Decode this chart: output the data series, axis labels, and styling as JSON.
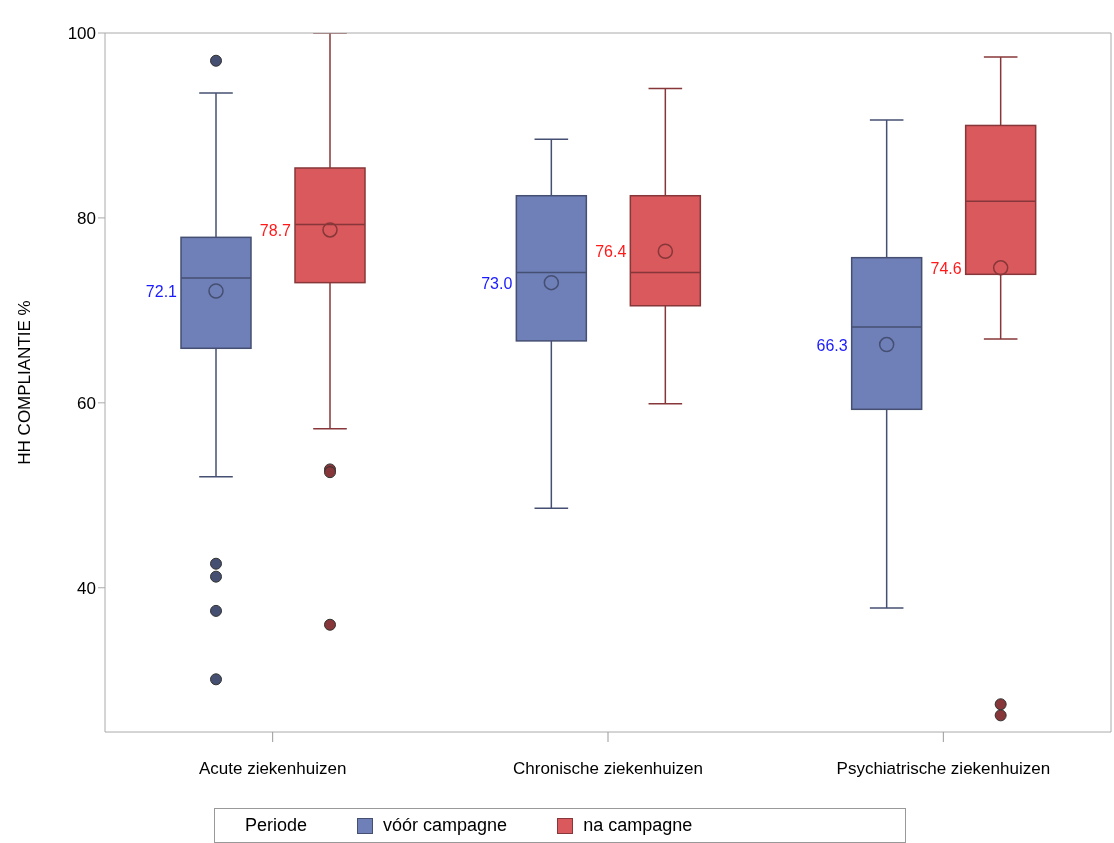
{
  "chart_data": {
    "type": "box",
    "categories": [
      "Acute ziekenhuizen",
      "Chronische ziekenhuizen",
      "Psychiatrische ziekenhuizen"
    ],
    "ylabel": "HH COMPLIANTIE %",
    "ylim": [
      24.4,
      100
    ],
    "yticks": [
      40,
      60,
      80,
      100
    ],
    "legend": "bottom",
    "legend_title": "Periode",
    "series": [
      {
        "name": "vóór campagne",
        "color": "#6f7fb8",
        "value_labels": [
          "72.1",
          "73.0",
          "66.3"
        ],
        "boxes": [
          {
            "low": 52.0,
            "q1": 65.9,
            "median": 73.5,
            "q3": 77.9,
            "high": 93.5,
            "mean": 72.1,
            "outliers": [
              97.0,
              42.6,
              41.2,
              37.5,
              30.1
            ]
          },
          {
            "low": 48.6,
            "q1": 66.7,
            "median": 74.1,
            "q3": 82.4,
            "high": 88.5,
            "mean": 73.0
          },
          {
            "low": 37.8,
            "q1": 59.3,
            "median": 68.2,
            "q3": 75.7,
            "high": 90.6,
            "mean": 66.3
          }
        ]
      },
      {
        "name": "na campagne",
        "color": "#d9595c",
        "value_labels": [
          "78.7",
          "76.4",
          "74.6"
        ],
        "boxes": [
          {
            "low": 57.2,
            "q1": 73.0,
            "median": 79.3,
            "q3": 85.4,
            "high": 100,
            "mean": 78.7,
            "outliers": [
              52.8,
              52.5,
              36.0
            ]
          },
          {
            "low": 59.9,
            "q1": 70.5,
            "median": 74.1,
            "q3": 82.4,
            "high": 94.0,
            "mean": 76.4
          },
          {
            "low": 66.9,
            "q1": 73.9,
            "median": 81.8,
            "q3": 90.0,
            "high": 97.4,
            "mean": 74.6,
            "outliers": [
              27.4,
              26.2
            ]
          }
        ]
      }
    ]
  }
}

★ ★ ★ ★ ★ ★ ★

=== Prompt ===
Are you able to set down all the lines above exactly, without any pictures?

=== Response ===
Decode this chart: output the data series, axis labels, and styling as JSON.
{
  "chart_data": {
    "type": "box",
    "categories": [
      "Acute ziekenhuizen",
      "Chronische ziekenhuizen",
      "Psychiatrische ziekenhuizen"
    ],
    "ylabel": "HH COMPLIANTIE %",
    "ylim": [
      24.4,
      100
    ],
    "yticks": [
      40,
      60,
      80,
      100
    ],
    "legend": "bottom",
    "legend_title": "Periode",
    "series": [
      {
        "name": "vóór campagne",
        "color": "#6f7fb8",
        "value_labels": [
          "72.1",
          "73.0",
          "66.3"
        ],
        "boxes": [
          {
            "low": 52.0,
            "q1": 65.9,
            "median": 73.5,
            "q3": 77.9,
            "high": 93.5,
            "mean": 72.1,
            "outliers": [
              97.0,
              42.6,
              41.2,
              37.5,
              30.1
            ]
          },
          {
            "low": 48.6,
            "q1": 66.7,
            "median": 74.1,
            "q3": 82.4,
            "high": 88.5,
            "mean": 73.0
          },
          {
            "low": 37.8,
            "q1": 59.3,
            "median": 68.2,
            "q3": 75.7,
            "high": 90.6,
            "mean": 66.3
          }
        ]
      },
      {
        "name": "na campagne",
        "color": "#d9595c",
        "value_labels": [
          "78.7",
          "76.4",
          "74.6"
        ],
        "boxes": [
          {
            "low": 57.2,
            "q1": 73.0,
            "median": 79.3,
            "q3": 85.4,
            "high": 100,
            "mean": 78.7,
            "outliers": [
              52.8,
              52.5,
              36.0
            ]
          },
          {
            "low": 59.9,
            "q1": 70.5,
            "median": 74.1,
            "q3": 82.4,
            "high": 94.0,
            "mean": 76.4
          },
          {
            "low": 66.9,
            "q1": 73.9,
            "median": 81.8,
            "q3": 90.0,
            "high": 97.4,
            "mean": 74.6,
            "outliers": [
              27.4,
              26.2
            ]
          }
        ]
      }
    ]
  }
}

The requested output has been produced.